Records:
═══
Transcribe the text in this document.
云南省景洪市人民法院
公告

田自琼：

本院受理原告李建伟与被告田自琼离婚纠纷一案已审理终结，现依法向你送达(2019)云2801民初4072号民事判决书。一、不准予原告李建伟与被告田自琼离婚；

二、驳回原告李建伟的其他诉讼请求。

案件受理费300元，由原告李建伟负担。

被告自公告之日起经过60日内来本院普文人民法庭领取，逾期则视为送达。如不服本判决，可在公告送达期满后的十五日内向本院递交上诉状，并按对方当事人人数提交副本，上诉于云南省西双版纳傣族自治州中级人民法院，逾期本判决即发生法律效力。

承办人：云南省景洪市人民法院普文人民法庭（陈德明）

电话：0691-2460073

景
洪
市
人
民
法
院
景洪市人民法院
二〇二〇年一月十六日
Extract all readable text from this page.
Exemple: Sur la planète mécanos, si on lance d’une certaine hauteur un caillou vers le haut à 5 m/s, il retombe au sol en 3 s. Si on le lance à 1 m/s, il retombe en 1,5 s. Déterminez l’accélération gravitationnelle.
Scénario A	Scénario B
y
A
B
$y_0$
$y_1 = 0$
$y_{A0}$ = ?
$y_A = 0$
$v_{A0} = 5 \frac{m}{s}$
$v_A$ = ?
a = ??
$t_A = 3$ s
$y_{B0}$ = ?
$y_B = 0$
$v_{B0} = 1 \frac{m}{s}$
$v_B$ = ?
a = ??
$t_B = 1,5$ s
═══
Exercise description:
Above are the records; copy every line in them that holds the word "this".

Answer to the exercise:
Transcribe the text in this document.
Extract all readable text from this page.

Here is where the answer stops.